◆ **Your goal**
Reproduce the data exactly and drop any pictures it holds.

◆ **Supplied material**
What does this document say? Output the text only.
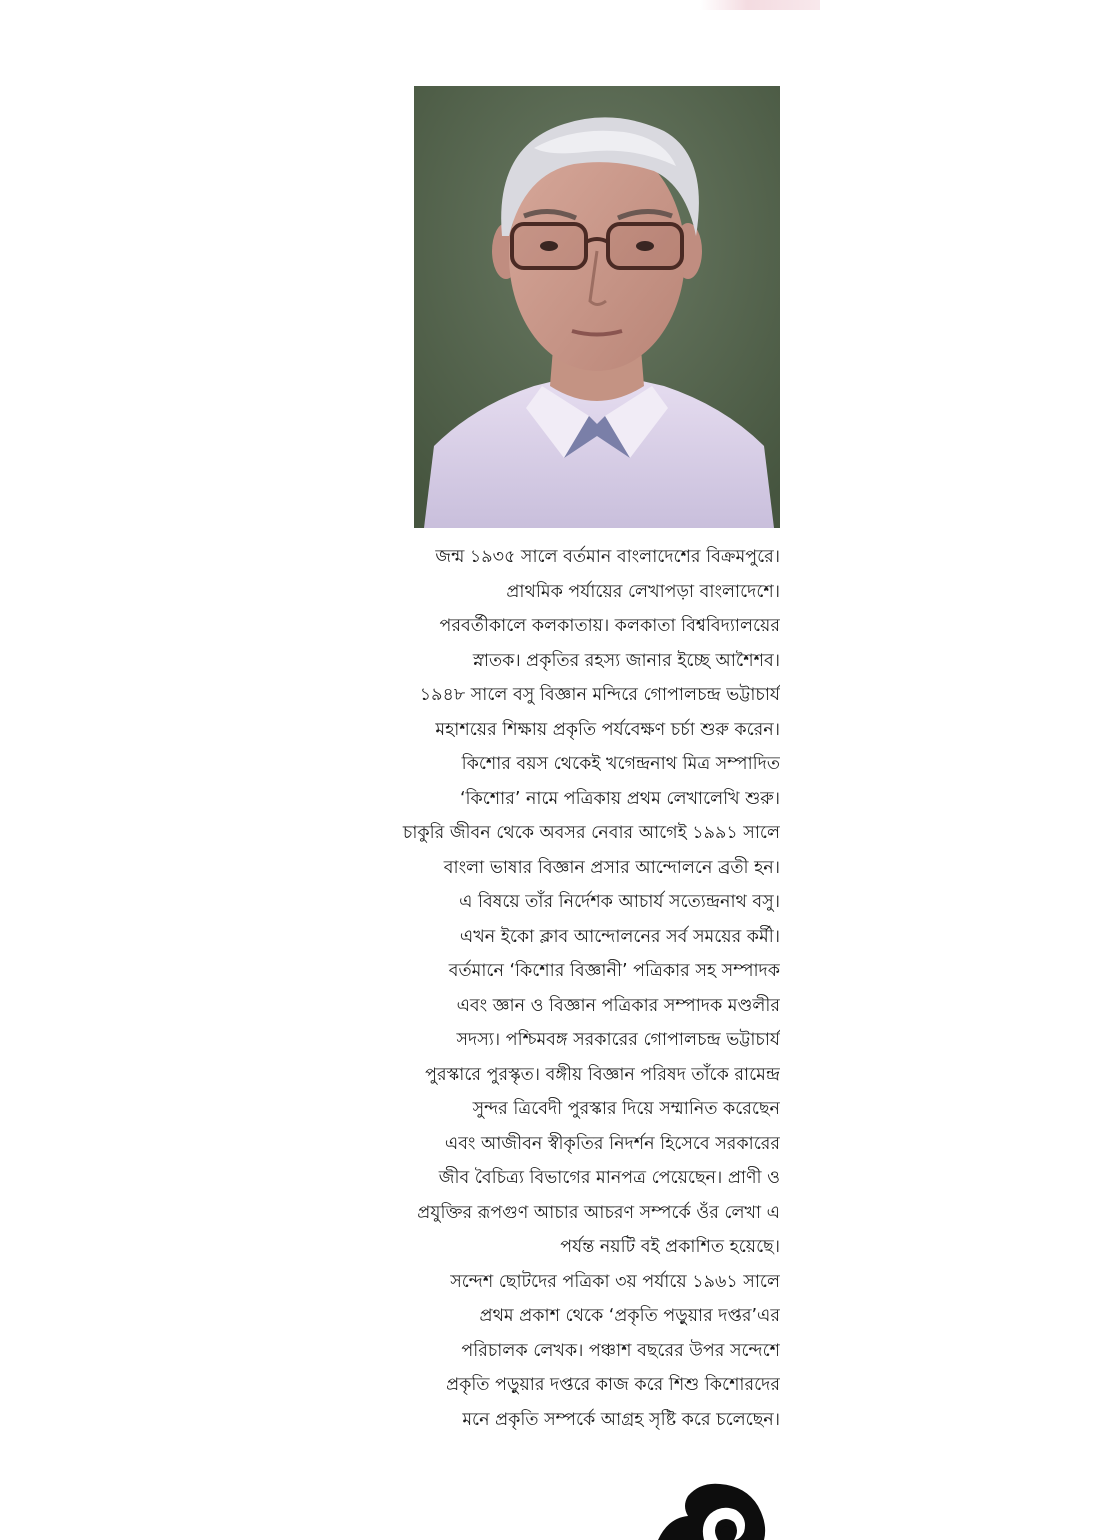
জন্ম ১৯৩৫ সালে বর্তমান বাংলাদেশের বিক্রমপুরে।
প্রাথমিক পর্যায়ের লেখাপড়া বাংলাদেশে।
পরবর্তীকালে কলকাতায়। কলকাতা বিশ্ববিদ্যালয়ের
স্নাতক। প্রকৃতির রহস্য জানার ইচ্ছে আশৈশব।
১৯৪৮ সালে বসু বিজ্ঞান মন্দিরে গোপালচন্দ্র ভট্টাচার্য
মহাশয়ের শিক্ষায় প্রকৃতি পর্যবেক্ষণ চর্চা শুরু করেন।
কিশোর বয়স থেকেই খগেন্দ্রনাথ মিত্র সম্পাদিত
‘কিশোর’ নামে পত্রিকায় প্রথম লেখালেখি শুরু।
চাকুরি জীবন থেকে অবসর নেবার আগেই ১৯৯১ সালে
বাংলা ভাষার বিজ্ঞান প্রসার আন্দোলনে ব্রতী হন।
এ বিষয়ে তাঁর নির্দেশক আচার্য সত্যেন্দ্রনাথ বসু।
এখন ইকো ক্লাব আন্দোলনের সর্ব সময়ের কর্মী।
বর্তমানে ‘কিশোর বিজ্ঞানী’ পত্রিকার সহ সম্পাদক
এবং জ্ঞান ও বিজ্ঞান পত্রিকার সম্পাদক মণ্ডলীর
সদস্য। পশ্চিমবঙ্গ সরকারের গোপালচন্দ্র ভট্টাচার্য
পুরস্কারে পুরস্কৃত। বঙ্গীয় বিজ্ঞান পরিষদ তাঁকে রামেন্দ্র
সুন্দর ত্রিবেদী পুরস্কার দিয়ে সম্মানিত করেছেন
এবং আজীবন স্বীকৃতির নিদর্শন হিসেবে সরকারের
জীব বৈচিত্র্য বিভাগের মানপত্র পেয়েছেন। প্রাণী ও
প্রযুক্তির রূপগুণ আচার আচরণ সম্পর্কে ওঁর লেখা এ
পর্যন্ত নয়টি বই প্রকাশিত হয়েছে।
সন্দেশ ছোটদের পত্রিকা ৩য় পর্যায়ে ১৯৬১ সালে
প্রথম প্রকাশ থেকে ‘প্রকৃতি পড়ুয়ার দপ্তর’এর
পরিচালক লেখক। পঞ্চাশ বছরের উপর সন্দেশে
প্রকৃতি পড়ুয়ার দপ্তরে কাজ করে শিশু কিশোরদের
মনে প্রকৃতি সম্পর্কে আগ্রহ সৃষ্টি করে চলেছেন।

◆ **Solution to the exercise**
What does this document say? Output the text only.
জন্ম ১৯৩৫ সালে বর্তমান বাংলাদেশের বিক্রমপুরে।
প্রাথমিক পর্যায়ের লেখাপড়া বাংলাদেশে।
পরবর্তীকালে কলকাতায়। কলকাতা বিশ্ববিদ্যালয়ের
স্নাতক। প্রকৃতির রহস্য জানার ইচ্ছে আশৈশব।
১৯৪৮ সালে বসু বিজ্ঞান মন্দিরে গোপালচন্দ্র ভট্টাচার্য
মহাশয়ের শিক্ষায় প্রকৃতি পর্যবেক্ষণ চর্চা শুরু করেন।
কিশোর বয়স থেকেই খগেন্দ্রনাথ মিত্র সম্পাদিত
‘কিশোর’ নামে পত্রিকায় প্রথম লেখালেখি শুরু।
চাকুরি জীবন থেকে অবসর নেবার আগেই ১৯৯১ সালে
বাংলা ভাষার বিজ্ঞান প্রসার আন্দোলনে ব্রতী হন।
এ বিষয়ে তাঁর নির্দেশক আচার্য সত্যেন্দ্রনাথ বসু।
এখন ইকো ক্লাব আন্দোলনের সর্ব সময়ের কর্মী।
বর্তমানে ‘কিশোর বিজ্ঞানী’ পত্রিকার সহ সম্পাদক
এবং জ্ঞান ও বিজ্ঞান পত্রিকার সম্পাদক মণ্ডলীর
সদস্য। পশ্চিমবঙ্গ সরকারের গোপালচন্দ্র ভট্টাচার্য
পুরস্কারে পুরস্কৃত। বঙ্গীয় বিজ্ঞান পরিষদ তাঁকে রামেন্দ্র
সুন্দর ত্রিবেদী পুরস্কার দিয়ে সম্মানিত করেছেন
এবং আজীবন স্বীকৃতির নিদর্শন হিসেবে সরকারের
জীব বৈচিত্র্য বিভাগের মানপত্র পেয়েছেন। প্রাণী ও
প্রযুক্তির রূপগুণ আচার আচরণ সম্পর্কে ওঁর লেখা এ
পর্যন্ত নয়টি বই প্রকাশিত হয়েছে।
সন্দেশ ছোটদের পত্রিকা ৩য় পর্যায়ে ১৯৬১ সালে
প্রথম প্রকাশ থেকে ‘প্রকৃতি পড়ুয়ার দপ্তর’এর
পরিচালক লেখক। পঞ্চাশ বছরের উপর সন্দেশে
প্রকৃতি পড়ুয়ার দপ্তরে কাজ করে শিশু কিশোরদের
মনে প্রকৃতি সম্পর্কে আগ্রহ সৃষ্টি করে চলেছেন।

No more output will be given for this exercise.